(Stored data)
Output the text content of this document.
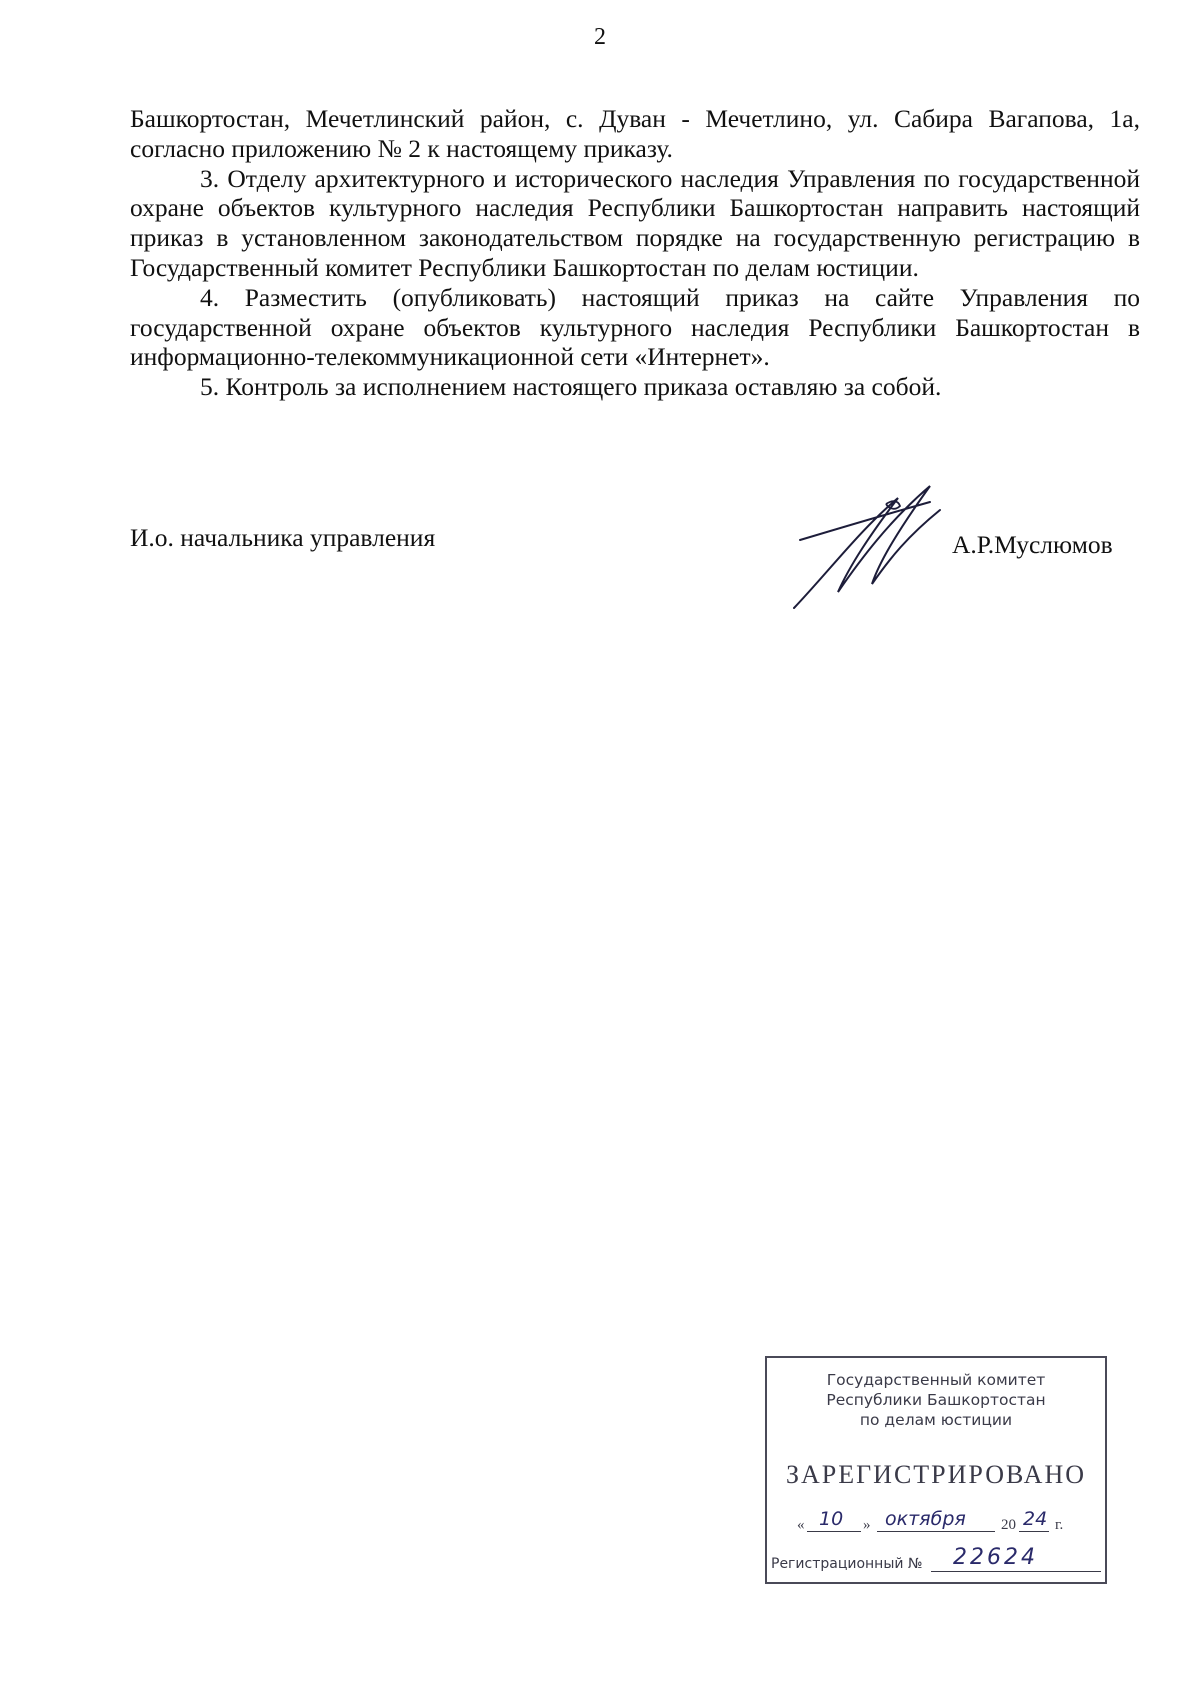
2

Башкортостан, Мечетлинский район, с. Дуван - Мечетлино, ул. Сабира Вагапова, 1а, согласно приложению № 2 к настоящему приказу.

3. Отделу архитектурного и исторического наследия Управления по государственной охране объектов культурного наследия Республики Башкортостан направить настоящий приказ в установленном законодательством порядке на государственную регистрацию в Государственный комитет Республики Башкортостан по делам юстиции.

4. Разместить (опубликовать) настоящий приказ на сайте Управления по государственной охране объектов культурного наследия Республики Башкортостан в информационно-телекоммуникационной сети «Интернет».

5. Контроль за исполнением настоящего приказа оставляю за собой.

И.о. начальника управления	А.Р.Муслюмов
Государственный комитет
Республики Башкортостан
по делам юстиции
ЗАРЕГИСТРИРОВАНО
« 10 » октября 20 24 г.
Регистрационный № 22624
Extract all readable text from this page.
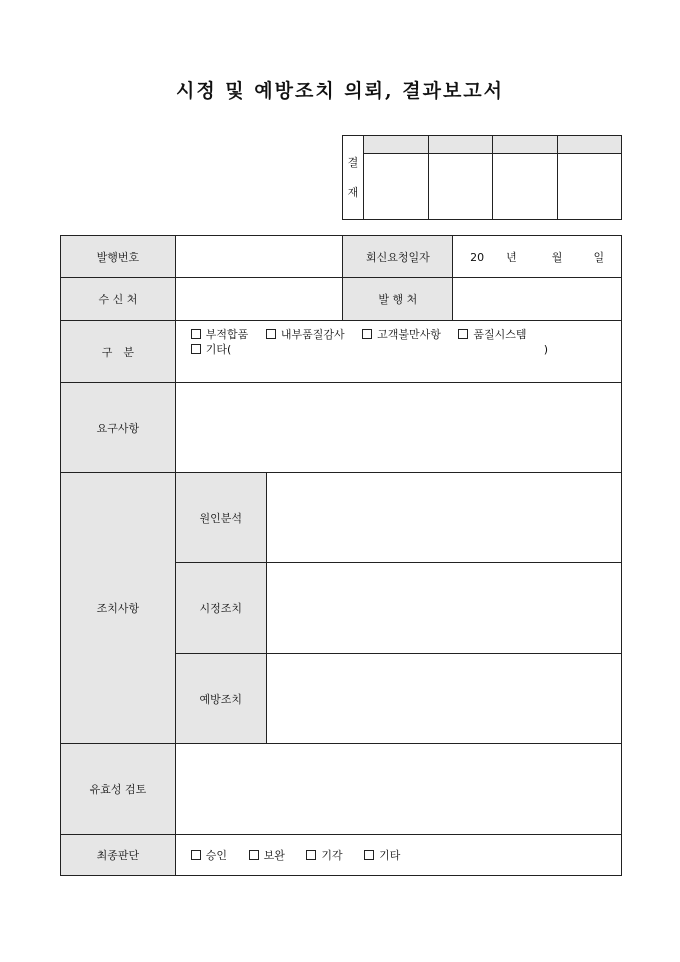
시정 및 예방조치 의뢰, 결과보고서
결
재				

발행번호			회신요청일자	20 년 월 일
수 신 처			발 행 처	
구　분	부적합품 내부품질감사 고객불만사항 품질시스템
기타( )			

요구사항				
조치사항	원인분석			
	시정조치			
	예방조치			
유효성 검토				
최종판단	승인 보완 기각 기타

- _TASK GOAL_:
All of the data above should be quoted exactly, except for the pictures.

- _RESULT FOR THIS EXERCISE_:
Output the text content of this document.
2

Башкортостан, Мечетлинский район, с. Дуван - Мечетлино, ул. Сабира Вагапова, 1а, согласно приложению № 2 к настоящему приказу.

3. Отделу архитектурного и исторического наследия Управления по государственной охране объектов культурного наследия Республики Башкортостан направить настоящий приказ в установленном законодательством порядке на государственную регистрацию в Государственный комитет Республики Башкортостан по делам юстиции.

4. Разместить (опубликовать) настоящий приказ на сайте Управления по государственной охране объектов культурного наследия Республики Башкортостан в информационно-телекоммуникационной сети «Интернет».

5. Контроль за исполнением настоящего приказа оставляю за собой.

И.о. начальника управления	А.Р.Муслюмов
Государственный комитет
Республики Башкортостан
по делам юстиции
ЗАРЕГИСТРИРОВАНО
« 10 » октября 20 24 г.
Регистрационный № 22624
Extract all readable text from this page.
시정 및 예방조치 의뢰, 결과보고서
결
재				

발행번호			회신요청일자	20 년 월 일
수 신 처			발 행 처	
구　분	부적합품 내부품질감사 고객불만사항 품질시스템
기타( )			

요구사항				
조치사항	원인분석			
	시정조치			
	예방조치			
유효성 검토				
최종판단	승인 보완 기각 기타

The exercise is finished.